SELECTED TEXT -
____

MATERIALS AND METHODS
A field experiment was conducted in a field located in the preparative Ibn Al-Bitar occupational / Al-Hussainiya region in Holy Karbala for the spring season of 2021. The experiment involved cultivating the Peanut plant (Arachis hypogaea L.), a local variety, in soil with a clay loam texture. The experiment followed a randomized complete block design (RCBD) with three replications. The field's soil was prepared for cultivation through plowing, smoothing and leveling. It was divided into three replicates, the distance between each two replicates (1.5) m. Each replicate contains 18 experimental units, with an area of 3 x 3 m2; one experimental unit represents an area of 9 m2, the unit includes three lanes, and the seeds of field peanuts of the local variety, were planted in the spring season on 12/4/2021 on lines, as the distance between line. Another was 75cm, and between one seed and another was (30)cm,the planting was done on one side of the line and by three lines to obtain a plant density of (44440) plants ha-1, and 2-3 seeds were placed in each hole at a depth of 5-3 cm11,The thinning process was carried out after the plant reached a height of 20-25cm and the incubation process was carried out, i.e. collecting the soil around the plant so that the spurs emerging in the period after flowering time could penetrate the soil and ensure the preservation of soil moisture and increase the yield12. The experimental design comprised of six different treatments, namely weedy and weed-free. These treatments were meticulously controlled by manual intervention throughout the entire growth season.
Additionally, there were treatments involving the application of chemical herbicides, Trifluralin 48% EC and Pendimethalin 33% EC, which were sprayed onto the crops ten days before planting. Furthermore, after planting herbicides, Oxyfluorfen 24% EC and Clethodim 120 gL-1, were also sprayed during the vegetative growth and initial flowering stages. It is worth noting that all sprayed herbicides were used at the recommended rates and were registered following the guidelines set by the Ministry of Agriculture in Iraq13.
A 16-liter dorsal sprayer was used and a diffuser such as bubblegum was added in an amount of 0.16 ml L-1 to break the superficial tension layer of the plant leaves because there is a waxy layer covering the stomata. Mineral fertilizers were added to the experiment according to the fertilizer recommendation: 100 Kg N ha-1, 80 Kg P ha-1 and 150 Kg K ha-1, as urea fertilizer (46% N), mono superphosphate fertilizer (P2O5 20%) and potassium sulfate fertilizer (50% K2O) were added. Respectively, as sources of nitrogen, phosphorous and potassium to the soil by feeding method at a depth of 5 cm14, the characteristics studied were:
·  Types and density of the Weeds (plant m-2).

____

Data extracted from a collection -

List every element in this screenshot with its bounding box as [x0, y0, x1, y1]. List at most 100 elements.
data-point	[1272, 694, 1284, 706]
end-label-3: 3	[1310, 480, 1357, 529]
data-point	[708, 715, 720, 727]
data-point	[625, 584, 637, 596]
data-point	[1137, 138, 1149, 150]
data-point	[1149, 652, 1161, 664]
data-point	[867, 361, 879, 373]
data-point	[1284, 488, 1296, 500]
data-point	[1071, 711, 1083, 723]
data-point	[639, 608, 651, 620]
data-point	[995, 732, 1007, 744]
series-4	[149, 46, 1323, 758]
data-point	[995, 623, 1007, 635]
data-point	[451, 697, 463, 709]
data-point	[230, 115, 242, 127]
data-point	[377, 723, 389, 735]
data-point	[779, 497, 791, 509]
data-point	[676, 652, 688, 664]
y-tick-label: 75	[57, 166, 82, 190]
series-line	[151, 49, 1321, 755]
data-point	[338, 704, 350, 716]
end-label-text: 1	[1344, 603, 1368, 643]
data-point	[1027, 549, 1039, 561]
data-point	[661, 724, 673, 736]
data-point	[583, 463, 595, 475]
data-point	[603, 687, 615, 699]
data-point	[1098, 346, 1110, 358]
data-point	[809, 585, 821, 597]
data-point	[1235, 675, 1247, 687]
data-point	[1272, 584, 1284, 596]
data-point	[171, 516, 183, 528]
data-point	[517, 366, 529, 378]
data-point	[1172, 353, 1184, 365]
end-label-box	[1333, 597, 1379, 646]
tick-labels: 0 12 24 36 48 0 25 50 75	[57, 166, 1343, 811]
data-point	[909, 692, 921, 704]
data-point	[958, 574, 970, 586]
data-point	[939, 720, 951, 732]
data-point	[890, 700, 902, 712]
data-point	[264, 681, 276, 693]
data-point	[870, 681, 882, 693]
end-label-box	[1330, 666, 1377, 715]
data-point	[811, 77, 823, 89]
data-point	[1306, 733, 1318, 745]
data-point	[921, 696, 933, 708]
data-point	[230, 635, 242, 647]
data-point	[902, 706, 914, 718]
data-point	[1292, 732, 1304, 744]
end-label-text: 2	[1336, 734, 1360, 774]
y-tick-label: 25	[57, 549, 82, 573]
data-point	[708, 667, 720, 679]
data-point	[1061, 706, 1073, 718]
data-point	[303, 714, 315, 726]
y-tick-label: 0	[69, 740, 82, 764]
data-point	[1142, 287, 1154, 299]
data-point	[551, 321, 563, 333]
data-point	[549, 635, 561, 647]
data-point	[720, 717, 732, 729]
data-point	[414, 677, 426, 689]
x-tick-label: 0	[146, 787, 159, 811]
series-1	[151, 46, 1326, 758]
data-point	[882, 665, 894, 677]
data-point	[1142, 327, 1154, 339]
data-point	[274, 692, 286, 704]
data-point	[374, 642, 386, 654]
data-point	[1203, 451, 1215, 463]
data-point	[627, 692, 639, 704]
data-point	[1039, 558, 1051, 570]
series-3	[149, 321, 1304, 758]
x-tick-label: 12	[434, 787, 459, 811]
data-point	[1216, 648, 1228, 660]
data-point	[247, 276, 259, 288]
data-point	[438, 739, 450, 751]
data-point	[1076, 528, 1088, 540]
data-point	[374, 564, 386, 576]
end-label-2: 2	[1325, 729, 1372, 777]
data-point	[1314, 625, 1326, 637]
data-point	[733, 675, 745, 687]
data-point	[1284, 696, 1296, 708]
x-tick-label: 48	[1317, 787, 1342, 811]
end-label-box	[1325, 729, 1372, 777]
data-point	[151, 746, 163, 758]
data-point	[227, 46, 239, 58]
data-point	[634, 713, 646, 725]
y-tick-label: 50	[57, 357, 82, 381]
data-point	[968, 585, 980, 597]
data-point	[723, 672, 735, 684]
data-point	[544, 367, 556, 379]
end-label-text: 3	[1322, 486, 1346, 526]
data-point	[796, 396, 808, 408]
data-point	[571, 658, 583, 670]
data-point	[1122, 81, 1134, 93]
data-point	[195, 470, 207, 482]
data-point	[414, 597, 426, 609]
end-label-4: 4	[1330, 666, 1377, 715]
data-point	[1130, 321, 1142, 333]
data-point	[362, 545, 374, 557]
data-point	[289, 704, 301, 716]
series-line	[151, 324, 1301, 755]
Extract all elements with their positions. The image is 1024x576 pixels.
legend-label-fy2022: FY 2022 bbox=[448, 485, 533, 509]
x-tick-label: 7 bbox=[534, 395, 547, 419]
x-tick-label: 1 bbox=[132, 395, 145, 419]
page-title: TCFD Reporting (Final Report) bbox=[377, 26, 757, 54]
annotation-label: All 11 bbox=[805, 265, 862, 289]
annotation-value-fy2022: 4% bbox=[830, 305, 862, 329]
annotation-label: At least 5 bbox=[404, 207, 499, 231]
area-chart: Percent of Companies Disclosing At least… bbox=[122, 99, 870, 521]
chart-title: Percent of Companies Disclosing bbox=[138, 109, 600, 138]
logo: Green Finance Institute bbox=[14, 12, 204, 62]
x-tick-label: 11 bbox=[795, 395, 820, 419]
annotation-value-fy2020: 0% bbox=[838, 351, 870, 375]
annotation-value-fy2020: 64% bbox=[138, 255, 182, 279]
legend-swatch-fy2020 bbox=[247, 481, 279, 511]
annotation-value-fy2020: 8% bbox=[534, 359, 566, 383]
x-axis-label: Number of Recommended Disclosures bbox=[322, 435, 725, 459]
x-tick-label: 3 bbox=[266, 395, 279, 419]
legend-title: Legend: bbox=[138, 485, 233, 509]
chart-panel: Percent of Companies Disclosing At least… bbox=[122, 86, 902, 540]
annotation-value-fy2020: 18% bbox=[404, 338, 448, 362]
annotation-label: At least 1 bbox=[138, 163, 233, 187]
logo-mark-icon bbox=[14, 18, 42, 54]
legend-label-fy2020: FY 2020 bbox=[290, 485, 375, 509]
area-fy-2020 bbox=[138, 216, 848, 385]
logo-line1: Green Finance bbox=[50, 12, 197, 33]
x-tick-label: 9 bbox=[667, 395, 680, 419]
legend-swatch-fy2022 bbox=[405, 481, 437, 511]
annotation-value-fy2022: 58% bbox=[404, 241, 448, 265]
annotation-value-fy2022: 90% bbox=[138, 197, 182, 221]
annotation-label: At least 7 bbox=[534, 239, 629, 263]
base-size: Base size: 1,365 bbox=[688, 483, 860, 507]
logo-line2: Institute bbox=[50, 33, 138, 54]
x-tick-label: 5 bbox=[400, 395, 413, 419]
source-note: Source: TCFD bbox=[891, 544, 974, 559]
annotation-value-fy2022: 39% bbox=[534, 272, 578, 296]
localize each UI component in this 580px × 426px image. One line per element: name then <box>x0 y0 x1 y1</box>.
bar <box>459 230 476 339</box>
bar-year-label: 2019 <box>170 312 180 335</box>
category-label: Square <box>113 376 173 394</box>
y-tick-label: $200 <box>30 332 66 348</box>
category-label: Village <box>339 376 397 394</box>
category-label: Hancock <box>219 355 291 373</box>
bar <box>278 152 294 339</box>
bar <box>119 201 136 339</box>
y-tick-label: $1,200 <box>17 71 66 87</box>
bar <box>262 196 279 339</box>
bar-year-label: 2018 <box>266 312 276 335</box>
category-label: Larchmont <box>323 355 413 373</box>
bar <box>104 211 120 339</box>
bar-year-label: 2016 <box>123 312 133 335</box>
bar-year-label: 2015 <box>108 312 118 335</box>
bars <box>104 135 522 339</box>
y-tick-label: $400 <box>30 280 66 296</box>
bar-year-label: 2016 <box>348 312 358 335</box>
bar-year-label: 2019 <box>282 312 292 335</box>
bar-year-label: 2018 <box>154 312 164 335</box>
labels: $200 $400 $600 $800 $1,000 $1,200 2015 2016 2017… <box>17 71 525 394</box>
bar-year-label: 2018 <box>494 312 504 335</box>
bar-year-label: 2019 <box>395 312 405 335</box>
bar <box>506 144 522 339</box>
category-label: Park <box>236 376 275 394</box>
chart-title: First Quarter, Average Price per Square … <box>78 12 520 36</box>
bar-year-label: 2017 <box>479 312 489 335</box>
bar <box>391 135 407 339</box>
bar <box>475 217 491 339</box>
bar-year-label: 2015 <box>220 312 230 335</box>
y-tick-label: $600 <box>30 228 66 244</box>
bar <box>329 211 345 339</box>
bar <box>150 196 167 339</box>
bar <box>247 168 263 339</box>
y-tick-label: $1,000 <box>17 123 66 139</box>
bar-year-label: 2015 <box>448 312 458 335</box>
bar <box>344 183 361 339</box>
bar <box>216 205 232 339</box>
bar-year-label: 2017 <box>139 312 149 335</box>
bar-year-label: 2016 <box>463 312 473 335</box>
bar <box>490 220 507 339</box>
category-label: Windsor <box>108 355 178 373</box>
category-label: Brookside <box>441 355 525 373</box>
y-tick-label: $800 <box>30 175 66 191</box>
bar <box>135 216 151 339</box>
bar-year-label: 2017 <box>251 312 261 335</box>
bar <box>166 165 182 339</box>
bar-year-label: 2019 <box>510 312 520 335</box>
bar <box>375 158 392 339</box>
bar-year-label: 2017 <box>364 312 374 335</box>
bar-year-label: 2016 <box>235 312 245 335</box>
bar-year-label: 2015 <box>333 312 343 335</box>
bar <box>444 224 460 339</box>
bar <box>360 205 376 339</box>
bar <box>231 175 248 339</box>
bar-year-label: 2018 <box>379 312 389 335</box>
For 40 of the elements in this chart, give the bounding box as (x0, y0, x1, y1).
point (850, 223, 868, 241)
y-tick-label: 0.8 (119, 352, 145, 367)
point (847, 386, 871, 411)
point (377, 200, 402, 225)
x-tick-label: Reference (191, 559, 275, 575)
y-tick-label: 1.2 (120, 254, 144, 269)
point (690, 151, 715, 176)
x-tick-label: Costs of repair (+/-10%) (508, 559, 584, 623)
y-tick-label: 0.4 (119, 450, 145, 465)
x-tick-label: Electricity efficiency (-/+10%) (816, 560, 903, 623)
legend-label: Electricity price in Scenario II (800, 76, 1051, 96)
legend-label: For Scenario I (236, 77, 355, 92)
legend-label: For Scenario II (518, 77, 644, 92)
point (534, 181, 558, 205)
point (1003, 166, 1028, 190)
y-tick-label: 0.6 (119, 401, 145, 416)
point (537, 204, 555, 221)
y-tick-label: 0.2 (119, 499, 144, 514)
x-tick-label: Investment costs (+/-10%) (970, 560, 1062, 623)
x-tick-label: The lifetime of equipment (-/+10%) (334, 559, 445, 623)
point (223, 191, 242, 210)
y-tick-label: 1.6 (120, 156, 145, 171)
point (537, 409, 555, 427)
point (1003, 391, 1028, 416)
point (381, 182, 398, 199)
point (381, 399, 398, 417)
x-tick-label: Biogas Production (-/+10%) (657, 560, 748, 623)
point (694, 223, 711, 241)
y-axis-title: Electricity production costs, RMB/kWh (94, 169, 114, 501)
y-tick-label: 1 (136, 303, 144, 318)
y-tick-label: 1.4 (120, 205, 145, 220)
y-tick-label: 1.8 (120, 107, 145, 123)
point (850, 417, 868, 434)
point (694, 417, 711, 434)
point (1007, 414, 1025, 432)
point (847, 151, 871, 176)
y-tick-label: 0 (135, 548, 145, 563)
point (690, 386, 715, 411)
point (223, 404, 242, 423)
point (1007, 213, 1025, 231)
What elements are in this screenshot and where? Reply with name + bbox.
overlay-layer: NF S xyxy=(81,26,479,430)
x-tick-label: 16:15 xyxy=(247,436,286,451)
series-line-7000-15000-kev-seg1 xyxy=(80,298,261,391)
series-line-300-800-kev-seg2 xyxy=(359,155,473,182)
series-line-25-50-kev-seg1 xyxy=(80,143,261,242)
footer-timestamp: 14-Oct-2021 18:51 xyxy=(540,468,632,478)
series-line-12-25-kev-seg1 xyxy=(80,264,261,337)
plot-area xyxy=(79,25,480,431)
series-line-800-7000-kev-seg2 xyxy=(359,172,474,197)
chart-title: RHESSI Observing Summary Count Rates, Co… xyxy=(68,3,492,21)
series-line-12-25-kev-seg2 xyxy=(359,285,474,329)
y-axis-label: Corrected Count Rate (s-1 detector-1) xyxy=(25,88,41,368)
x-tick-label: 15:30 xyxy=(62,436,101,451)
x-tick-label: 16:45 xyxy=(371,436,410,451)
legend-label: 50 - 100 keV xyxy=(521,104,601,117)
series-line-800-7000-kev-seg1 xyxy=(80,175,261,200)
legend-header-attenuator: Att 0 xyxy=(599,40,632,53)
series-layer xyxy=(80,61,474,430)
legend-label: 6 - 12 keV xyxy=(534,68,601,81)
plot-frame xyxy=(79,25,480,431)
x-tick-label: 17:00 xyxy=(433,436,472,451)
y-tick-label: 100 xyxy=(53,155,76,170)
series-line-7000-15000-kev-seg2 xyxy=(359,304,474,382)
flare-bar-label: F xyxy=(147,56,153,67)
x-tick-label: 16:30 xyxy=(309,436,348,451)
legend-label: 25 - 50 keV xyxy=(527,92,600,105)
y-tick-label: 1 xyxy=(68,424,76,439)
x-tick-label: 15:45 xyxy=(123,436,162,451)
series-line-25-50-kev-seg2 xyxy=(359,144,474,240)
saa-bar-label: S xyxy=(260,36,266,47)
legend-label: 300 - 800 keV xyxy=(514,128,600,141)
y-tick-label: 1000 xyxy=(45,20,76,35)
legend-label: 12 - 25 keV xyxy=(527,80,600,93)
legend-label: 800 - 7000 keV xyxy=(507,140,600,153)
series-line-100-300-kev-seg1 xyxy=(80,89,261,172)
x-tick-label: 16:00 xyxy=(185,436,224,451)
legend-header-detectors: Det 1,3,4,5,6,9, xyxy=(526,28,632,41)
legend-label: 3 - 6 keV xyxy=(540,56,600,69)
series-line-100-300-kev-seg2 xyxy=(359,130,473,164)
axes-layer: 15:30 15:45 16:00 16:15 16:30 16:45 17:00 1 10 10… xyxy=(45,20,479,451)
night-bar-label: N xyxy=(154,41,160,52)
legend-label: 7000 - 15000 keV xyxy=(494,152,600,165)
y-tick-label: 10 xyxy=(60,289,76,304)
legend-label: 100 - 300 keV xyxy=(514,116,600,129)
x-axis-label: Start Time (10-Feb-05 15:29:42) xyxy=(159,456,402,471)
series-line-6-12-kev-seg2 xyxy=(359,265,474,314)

____

THE TASK -
Write out the part of the methods text above that starts at "Additionally, there were" and ends at "Agriculture in Iraq13.", switching "Clethodim" for "Quizalofop".

WORKED SOLUTION -
Additionally, there were treatments involving the application of chemical herbicides, Trifluralin 48% EC and Pendimethalin 33% EC, which were sprayed onto the crops ten days before planting. Furthermore, after planting herbicides, Oxyfluorfen 24% EC and Quizalofop 120 gL-1, were also sprayed during the vegetative growth and initial flowering stages. It is worth noting that all sprayed herbicides were used at the recommended rates and were registered following the guidelines set by the Ministry of Agriculture in Iraq13.